● **EXERCISE REQUIREMENTS**
Locate all lines with the word "คงเหล". Copy them.

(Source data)
*-*-*
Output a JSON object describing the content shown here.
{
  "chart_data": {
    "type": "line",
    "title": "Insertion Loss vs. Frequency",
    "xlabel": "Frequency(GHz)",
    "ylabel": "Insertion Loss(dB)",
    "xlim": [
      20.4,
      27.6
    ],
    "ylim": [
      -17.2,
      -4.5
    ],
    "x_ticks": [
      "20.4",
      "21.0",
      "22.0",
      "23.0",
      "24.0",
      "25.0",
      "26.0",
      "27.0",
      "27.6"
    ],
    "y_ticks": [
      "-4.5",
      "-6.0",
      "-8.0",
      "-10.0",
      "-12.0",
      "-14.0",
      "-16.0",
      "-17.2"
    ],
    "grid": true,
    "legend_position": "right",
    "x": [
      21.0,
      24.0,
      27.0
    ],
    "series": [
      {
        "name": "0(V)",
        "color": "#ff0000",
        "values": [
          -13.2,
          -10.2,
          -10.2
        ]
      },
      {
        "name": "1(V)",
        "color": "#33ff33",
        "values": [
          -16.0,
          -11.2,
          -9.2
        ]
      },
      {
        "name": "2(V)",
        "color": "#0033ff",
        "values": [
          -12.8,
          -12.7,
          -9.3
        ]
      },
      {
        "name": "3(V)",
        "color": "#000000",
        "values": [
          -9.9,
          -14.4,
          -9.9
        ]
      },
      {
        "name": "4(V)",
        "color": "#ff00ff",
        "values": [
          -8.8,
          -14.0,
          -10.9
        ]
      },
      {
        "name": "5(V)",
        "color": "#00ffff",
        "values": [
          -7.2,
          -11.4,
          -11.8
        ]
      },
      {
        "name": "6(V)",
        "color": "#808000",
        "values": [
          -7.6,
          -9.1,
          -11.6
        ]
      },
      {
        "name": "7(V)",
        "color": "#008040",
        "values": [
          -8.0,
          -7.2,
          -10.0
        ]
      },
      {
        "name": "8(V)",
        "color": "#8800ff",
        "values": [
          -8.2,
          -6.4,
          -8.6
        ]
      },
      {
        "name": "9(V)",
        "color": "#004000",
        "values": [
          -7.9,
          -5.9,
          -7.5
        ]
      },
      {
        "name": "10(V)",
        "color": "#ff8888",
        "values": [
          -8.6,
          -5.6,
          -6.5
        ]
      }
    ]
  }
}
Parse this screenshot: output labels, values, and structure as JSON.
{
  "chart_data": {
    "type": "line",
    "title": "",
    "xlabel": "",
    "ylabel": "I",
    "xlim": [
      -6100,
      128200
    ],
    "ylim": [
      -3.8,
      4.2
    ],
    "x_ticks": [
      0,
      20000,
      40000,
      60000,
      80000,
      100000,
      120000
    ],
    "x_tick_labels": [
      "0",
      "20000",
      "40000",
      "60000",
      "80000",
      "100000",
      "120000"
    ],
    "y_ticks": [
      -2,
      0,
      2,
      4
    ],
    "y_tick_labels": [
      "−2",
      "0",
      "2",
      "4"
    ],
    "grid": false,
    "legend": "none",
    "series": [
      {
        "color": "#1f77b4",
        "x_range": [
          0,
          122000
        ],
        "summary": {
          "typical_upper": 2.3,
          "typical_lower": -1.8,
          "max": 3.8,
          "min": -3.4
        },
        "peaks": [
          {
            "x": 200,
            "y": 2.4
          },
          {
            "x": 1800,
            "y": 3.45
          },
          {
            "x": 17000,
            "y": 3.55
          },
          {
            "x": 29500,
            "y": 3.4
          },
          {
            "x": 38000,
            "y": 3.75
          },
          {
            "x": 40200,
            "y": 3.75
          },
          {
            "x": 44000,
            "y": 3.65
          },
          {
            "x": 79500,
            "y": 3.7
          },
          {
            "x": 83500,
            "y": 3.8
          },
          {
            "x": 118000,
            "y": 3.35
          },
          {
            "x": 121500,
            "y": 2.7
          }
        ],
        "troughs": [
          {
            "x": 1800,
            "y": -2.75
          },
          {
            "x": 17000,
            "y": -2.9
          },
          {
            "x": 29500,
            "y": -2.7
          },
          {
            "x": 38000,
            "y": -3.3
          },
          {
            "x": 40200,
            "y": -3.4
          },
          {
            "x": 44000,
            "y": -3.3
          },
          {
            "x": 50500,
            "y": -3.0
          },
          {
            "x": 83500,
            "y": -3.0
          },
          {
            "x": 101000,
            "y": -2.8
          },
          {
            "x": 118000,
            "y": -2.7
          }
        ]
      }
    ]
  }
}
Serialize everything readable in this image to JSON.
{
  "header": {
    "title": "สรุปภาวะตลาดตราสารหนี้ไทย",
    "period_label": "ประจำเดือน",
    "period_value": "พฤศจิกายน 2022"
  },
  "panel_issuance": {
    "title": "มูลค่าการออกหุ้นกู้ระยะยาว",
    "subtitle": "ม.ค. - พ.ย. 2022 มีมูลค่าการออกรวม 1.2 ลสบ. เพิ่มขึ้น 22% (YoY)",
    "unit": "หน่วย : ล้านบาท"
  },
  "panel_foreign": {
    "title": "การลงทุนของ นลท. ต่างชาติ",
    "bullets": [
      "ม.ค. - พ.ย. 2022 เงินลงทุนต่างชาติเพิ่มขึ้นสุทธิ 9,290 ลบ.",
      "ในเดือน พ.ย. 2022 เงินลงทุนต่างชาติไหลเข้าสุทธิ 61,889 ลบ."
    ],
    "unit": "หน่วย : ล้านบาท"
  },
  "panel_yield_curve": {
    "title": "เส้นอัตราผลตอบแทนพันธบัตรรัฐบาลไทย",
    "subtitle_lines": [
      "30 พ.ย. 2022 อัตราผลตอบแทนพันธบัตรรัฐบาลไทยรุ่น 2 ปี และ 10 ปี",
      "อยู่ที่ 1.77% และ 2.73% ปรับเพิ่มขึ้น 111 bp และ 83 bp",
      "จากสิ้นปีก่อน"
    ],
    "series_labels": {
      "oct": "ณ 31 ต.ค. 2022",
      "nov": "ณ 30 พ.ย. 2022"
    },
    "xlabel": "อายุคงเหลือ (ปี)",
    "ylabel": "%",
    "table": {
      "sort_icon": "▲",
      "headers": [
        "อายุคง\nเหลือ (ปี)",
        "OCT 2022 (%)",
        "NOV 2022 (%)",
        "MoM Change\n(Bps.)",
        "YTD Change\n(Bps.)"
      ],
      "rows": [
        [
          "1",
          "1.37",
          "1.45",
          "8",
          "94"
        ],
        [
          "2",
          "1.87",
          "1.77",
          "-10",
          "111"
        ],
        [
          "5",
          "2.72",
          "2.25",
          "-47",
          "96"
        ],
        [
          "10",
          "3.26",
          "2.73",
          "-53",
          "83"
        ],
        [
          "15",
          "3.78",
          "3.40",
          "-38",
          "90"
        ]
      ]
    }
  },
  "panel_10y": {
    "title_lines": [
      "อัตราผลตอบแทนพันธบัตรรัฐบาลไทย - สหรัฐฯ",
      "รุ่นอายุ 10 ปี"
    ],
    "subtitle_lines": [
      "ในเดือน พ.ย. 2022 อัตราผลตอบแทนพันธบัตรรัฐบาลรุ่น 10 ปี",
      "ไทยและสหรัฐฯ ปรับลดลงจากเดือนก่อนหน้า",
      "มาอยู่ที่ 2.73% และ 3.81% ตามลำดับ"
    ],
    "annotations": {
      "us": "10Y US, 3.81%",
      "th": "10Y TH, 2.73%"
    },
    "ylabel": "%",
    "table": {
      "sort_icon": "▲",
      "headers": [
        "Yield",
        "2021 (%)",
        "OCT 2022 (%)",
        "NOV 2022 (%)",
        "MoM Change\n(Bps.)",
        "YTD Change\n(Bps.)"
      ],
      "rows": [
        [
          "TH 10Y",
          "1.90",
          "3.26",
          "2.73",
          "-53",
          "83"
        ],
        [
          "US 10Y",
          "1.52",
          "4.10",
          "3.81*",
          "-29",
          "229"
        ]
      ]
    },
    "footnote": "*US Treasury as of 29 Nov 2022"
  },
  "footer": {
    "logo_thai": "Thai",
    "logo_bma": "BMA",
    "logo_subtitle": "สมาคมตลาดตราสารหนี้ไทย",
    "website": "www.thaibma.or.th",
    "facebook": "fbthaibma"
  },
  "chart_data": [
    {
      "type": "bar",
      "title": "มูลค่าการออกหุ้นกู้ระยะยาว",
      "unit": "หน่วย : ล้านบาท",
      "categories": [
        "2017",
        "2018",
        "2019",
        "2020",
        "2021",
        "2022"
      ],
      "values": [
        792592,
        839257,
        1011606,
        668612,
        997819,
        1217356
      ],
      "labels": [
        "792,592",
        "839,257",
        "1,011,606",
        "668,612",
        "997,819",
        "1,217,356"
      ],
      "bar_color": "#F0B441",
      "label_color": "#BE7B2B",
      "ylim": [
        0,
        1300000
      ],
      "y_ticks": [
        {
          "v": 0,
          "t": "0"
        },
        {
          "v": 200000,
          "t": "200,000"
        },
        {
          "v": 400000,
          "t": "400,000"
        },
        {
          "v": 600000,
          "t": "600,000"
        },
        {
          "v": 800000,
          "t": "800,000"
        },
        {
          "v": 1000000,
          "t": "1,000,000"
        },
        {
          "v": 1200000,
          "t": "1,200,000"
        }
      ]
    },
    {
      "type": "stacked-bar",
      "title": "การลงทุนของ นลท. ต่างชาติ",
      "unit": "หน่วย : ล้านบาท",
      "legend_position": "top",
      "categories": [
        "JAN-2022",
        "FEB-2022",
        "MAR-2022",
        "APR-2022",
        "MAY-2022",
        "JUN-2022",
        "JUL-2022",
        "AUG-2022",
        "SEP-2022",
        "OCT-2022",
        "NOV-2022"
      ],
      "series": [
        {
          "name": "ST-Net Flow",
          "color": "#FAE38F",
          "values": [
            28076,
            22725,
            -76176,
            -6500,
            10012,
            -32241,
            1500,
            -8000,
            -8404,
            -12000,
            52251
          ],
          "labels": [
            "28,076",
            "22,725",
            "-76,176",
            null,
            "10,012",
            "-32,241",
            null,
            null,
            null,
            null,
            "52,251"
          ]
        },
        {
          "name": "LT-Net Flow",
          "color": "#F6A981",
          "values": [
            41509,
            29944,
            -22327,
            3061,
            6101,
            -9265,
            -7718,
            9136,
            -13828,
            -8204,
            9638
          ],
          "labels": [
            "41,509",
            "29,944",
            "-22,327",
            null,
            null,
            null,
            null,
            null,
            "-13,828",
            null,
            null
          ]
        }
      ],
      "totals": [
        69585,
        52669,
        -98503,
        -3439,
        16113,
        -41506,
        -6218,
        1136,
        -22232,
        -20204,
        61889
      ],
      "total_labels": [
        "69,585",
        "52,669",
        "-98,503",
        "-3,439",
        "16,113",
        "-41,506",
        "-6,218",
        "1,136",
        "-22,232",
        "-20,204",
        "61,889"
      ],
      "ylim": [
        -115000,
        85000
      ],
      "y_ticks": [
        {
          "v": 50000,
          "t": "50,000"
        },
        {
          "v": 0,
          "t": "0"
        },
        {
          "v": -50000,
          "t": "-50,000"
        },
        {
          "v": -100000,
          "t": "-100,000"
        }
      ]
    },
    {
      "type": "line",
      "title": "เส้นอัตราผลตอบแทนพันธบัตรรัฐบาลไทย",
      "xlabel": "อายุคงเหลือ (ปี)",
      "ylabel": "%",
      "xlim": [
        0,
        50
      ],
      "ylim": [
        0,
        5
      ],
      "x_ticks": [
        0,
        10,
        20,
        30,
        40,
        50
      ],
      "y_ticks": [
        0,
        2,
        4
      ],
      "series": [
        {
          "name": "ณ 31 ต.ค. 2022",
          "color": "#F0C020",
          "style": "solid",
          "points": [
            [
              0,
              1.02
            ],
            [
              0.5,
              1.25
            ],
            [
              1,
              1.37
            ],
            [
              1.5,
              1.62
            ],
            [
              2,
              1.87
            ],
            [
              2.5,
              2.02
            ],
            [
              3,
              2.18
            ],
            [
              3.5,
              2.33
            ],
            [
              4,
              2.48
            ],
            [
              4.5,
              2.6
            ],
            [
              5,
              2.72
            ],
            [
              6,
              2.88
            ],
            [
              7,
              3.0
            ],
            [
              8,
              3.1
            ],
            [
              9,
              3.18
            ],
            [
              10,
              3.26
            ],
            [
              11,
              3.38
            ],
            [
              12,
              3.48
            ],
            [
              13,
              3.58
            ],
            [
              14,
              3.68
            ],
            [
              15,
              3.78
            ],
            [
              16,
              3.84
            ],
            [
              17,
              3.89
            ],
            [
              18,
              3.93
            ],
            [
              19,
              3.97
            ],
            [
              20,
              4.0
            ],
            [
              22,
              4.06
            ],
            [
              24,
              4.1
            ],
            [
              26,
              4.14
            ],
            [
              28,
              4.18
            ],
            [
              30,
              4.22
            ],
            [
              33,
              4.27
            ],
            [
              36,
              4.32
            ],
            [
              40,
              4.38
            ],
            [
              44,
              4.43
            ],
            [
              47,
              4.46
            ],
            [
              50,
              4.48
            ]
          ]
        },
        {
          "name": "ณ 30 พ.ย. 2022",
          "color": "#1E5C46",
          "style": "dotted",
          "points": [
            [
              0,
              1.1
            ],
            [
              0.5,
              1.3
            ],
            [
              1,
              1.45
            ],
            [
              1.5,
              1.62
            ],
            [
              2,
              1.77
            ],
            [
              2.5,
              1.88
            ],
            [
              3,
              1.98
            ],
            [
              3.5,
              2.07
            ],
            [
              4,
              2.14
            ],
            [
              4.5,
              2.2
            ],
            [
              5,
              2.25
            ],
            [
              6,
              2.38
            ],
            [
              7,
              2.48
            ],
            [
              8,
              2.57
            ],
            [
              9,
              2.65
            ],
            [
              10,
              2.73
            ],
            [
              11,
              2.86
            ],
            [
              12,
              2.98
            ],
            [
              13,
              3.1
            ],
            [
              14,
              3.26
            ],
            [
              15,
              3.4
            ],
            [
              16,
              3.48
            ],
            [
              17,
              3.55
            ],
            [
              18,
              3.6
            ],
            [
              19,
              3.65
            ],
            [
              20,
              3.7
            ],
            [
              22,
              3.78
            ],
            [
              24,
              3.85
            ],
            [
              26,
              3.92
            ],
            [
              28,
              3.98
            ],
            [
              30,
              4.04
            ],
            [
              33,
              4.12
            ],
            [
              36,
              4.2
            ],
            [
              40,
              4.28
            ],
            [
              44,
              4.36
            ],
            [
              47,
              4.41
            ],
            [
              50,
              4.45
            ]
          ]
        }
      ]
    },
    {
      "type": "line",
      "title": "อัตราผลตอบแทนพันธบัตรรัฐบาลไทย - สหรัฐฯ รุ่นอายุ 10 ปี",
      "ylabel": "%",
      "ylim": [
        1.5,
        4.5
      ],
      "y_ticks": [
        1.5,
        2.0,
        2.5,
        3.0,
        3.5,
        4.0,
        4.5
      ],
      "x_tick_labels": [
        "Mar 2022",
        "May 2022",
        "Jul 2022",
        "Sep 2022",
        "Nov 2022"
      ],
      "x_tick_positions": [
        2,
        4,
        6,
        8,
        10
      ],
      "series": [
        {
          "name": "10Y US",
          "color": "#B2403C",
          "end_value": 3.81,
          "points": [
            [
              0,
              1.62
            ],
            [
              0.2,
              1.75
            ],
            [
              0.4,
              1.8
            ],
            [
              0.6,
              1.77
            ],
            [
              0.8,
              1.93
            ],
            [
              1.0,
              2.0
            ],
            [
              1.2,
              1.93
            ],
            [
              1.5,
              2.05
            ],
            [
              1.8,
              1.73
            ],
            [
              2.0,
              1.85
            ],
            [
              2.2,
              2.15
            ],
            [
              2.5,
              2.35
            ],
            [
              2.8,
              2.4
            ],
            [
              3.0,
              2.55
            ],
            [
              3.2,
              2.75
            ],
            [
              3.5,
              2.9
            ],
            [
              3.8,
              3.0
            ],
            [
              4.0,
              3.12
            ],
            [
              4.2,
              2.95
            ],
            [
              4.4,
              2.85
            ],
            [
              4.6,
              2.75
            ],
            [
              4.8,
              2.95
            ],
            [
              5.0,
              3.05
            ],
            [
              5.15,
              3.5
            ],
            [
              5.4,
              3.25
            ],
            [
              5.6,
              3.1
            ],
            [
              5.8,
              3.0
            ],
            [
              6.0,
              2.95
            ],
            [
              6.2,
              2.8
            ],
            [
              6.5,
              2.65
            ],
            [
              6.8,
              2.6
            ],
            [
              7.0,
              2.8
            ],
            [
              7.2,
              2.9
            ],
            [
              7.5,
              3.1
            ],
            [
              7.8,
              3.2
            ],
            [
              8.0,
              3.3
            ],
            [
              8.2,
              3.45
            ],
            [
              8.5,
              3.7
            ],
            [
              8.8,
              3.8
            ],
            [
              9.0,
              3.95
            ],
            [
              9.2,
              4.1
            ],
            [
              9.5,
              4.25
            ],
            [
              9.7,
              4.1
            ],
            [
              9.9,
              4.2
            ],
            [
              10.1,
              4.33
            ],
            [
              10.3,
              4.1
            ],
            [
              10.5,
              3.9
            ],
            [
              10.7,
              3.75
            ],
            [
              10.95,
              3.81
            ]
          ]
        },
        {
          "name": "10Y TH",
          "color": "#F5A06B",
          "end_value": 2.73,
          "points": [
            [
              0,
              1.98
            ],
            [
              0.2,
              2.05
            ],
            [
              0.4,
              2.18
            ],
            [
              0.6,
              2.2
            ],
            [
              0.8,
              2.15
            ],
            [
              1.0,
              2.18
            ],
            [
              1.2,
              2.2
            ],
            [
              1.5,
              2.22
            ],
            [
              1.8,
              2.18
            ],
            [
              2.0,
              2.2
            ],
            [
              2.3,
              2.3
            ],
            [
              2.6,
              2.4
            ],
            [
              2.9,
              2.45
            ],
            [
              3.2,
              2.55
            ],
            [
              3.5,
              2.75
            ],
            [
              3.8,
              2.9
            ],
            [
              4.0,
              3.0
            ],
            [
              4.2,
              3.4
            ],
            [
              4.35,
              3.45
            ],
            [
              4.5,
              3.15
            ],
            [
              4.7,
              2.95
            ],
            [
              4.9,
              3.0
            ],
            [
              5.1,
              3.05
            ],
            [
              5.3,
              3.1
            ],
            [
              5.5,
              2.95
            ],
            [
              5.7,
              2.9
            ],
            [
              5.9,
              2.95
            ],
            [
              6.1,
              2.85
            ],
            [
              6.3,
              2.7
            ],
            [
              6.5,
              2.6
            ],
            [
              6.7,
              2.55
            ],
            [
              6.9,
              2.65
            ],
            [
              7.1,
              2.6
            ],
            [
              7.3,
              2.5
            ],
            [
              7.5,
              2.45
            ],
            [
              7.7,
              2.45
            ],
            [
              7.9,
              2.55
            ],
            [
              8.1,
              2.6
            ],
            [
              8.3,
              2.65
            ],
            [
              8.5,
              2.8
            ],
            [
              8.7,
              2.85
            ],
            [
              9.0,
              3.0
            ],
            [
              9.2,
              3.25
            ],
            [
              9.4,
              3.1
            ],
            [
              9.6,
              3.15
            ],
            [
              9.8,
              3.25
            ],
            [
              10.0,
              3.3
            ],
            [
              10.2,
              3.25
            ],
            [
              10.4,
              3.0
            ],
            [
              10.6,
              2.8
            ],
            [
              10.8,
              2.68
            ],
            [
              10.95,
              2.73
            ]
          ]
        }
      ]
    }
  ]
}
*-*-*
● **OUTPUT BELOW**
    "xlabel": "อายุคงเหลือ (ปี)",
      "xlabel": "อายุคงเหลือ (ปี)",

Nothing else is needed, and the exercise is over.